From the entries below, copy every line that holds the word "Costa".

[Dataset rows about figures]
-- Start --
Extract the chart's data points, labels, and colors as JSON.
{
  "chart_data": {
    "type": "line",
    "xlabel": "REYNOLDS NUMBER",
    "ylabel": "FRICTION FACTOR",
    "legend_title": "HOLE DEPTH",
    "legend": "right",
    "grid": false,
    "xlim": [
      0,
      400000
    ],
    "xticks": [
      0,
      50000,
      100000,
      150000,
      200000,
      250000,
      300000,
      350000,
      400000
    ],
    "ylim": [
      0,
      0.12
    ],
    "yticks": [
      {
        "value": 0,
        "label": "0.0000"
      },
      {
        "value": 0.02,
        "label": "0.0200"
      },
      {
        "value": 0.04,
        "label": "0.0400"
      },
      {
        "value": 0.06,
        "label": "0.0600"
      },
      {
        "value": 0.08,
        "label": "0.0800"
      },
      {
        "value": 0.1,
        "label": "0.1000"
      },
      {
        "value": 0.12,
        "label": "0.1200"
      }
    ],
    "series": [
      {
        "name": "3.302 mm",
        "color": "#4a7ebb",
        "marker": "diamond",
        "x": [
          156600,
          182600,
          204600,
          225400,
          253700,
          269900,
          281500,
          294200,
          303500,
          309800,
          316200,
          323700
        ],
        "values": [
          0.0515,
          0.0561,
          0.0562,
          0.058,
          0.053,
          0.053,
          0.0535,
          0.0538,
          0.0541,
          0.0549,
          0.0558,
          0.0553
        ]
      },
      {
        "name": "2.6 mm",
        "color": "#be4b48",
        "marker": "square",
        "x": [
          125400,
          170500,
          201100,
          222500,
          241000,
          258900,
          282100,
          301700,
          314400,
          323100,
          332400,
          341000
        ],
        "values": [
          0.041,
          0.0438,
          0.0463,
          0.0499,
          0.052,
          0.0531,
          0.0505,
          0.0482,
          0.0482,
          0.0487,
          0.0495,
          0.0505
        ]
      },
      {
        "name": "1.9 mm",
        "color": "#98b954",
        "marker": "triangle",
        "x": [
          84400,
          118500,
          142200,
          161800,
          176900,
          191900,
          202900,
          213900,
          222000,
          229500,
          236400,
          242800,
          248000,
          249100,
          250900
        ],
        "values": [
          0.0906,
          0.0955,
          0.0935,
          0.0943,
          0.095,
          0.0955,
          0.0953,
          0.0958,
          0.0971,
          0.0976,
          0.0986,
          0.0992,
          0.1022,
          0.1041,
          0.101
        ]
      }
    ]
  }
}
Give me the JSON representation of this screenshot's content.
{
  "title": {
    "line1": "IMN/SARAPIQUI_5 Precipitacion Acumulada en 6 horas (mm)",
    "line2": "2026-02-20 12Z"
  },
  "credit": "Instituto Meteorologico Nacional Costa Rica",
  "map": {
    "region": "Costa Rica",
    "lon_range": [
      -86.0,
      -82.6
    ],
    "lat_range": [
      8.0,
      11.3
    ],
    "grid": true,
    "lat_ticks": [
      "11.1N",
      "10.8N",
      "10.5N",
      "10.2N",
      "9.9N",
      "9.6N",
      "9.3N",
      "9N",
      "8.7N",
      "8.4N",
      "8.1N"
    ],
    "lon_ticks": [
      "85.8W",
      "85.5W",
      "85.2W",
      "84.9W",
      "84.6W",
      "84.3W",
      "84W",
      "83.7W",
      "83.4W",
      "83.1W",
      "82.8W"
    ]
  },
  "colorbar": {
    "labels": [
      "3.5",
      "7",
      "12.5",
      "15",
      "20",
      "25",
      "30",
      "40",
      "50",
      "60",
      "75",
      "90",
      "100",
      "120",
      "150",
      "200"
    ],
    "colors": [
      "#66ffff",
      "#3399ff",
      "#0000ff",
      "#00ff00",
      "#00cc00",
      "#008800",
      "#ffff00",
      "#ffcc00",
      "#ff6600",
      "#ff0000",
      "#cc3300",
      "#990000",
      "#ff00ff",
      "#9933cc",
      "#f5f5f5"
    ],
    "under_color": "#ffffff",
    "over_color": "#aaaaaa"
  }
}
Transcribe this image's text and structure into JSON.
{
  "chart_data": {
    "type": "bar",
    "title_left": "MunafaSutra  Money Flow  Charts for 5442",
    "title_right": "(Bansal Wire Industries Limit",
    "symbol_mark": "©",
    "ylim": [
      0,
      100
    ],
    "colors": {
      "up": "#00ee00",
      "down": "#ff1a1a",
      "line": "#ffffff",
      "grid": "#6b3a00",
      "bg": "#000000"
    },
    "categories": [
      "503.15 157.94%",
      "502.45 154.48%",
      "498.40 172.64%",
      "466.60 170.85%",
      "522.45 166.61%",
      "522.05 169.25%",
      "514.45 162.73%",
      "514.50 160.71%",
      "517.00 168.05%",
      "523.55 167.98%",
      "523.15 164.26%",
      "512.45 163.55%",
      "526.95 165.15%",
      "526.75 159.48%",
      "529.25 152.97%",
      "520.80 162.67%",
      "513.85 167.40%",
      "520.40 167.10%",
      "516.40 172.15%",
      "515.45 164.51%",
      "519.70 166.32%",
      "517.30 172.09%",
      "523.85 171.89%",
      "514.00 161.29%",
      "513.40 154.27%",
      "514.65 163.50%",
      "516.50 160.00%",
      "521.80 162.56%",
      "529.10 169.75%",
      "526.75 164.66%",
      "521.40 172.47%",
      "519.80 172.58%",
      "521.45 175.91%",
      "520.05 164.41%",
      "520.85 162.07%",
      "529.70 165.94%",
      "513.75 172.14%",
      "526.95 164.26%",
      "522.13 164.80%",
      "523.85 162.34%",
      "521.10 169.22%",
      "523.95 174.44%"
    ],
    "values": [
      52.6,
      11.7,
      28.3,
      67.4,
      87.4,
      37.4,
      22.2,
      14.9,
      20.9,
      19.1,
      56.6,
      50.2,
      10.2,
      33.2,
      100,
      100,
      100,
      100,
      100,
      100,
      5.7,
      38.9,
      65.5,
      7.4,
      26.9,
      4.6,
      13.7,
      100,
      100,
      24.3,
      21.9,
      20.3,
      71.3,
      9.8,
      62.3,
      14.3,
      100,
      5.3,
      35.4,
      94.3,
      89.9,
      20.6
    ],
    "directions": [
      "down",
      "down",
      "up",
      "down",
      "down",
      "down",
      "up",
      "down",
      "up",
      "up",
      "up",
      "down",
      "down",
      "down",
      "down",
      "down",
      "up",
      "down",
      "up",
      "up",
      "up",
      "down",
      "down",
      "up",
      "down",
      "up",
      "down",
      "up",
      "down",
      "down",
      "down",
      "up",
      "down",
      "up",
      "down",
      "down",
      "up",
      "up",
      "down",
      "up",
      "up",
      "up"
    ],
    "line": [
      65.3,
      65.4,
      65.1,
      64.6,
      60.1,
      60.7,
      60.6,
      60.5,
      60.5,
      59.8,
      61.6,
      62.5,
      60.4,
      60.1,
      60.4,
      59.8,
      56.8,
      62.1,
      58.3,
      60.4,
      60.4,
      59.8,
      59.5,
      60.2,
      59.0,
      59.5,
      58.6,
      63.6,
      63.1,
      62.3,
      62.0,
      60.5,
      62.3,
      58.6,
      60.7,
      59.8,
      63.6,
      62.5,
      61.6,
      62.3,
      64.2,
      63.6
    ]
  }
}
-- End --
## [Expected output]
  "credit": "Instituto Meteorologico Nacional Costa Rica",
    "region": "Costa Rica",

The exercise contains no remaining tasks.